SHORT PROBLEM
Return the exact lines spanning from the line with "Decode this image" through the last line of the entries, boundaries included, and no others.

** START GIVEN DATA **

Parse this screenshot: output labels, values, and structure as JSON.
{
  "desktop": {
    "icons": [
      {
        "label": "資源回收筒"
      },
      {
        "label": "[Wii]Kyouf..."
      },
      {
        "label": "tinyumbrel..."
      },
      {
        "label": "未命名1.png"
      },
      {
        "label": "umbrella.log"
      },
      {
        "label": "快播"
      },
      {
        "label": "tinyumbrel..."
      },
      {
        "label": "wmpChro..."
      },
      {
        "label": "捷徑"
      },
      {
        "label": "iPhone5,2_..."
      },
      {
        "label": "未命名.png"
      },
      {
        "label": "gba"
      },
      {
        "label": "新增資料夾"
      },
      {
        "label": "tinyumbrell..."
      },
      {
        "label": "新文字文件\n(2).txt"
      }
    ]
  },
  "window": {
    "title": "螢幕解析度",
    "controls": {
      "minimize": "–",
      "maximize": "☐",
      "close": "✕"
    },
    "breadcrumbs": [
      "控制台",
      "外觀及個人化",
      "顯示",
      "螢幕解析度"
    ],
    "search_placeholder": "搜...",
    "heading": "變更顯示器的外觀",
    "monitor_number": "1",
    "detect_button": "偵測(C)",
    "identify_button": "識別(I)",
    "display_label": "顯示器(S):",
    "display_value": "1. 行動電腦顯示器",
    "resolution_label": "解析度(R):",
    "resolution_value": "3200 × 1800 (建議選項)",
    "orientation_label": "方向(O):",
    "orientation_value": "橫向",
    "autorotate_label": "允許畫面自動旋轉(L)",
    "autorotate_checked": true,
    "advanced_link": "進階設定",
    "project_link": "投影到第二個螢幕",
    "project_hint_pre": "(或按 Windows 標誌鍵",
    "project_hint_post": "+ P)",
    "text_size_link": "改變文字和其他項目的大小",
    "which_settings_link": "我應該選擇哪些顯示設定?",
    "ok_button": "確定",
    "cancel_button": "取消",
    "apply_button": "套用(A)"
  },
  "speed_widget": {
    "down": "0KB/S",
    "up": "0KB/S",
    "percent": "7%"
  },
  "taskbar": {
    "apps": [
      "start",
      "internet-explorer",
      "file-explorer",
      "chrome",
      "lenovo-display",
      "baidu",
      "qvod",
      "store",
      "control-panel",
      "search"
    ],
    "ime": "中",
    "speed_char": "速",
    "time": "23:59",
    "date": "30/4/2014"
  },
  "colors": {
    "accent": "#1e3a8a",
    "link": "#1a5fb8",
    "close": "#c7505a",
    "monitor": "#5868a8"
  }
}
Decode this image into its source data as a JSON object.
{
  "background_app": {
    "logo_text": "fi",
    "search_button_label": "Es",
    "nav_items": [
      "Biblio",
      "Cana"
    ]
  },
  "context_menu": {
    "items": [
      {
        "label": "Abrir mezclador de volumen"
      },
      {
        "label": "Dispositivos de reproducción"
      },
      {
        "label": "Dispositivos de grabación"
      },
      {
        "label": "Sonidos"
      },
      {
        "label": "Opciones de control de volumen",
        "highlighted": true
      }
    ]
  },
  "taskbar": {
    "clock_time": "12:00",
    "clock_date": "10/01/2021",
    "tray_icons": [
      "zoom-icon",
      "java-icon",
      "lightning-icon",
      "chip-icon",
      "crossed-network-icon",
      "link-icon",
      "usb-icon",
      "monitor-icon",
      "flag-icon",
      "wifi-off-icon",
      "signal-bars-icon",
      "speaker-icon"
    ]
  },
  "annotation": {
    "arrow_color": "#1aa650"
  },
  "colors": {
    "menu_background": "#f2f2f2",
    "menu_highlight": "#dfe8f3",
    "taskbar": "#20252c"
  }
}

** END GIVEN DATA **

RESULT FOR THIS TASK
Decode this image into its source data as a JSON object.
{
  "background_app": {
    "logo_text": "fi",
    "search_button_label": "Es",
    "nav_items": [
      "Biblio",
      "Cana"
    ]
  },
  "context_menu": {
    "items": [
      {
        "label": "Abrir mezclador de volumen"
      },
      {
        "label": "Dispositivos de reproducción"
      },
      {
        "label": "Dispositivos de grabación"
      },
      {
        "label": "Sonidos"
      },
      {
        "label": "Opciones de control de volumen",
        "highlighted": true
      }
    ]
  },
  "taskbar": {
    "clock_time": "12:00",
    "clock_date": "10/01/2021",
    "tray_icons": [
      "zoom-icon",
      "java-icon",
      "lightning-icon",
      "chip-icon",
      "crossed-network-icon",
      "link-icon",
      "usb-icon",
      "monitor-icon",
      "flag-icon",
      "wifi-off-icon",
      "signal-bars-icon",
      "speaker-icon"
    ]
  },
  "annotation": {
    "arrow_color": "#1aa650"
  },
  "colors": {
    "menu_background": "#f2f2f2",
    "menu_highlight": "#dfe8f3",
    "taskbar": "#20252c"
  }
}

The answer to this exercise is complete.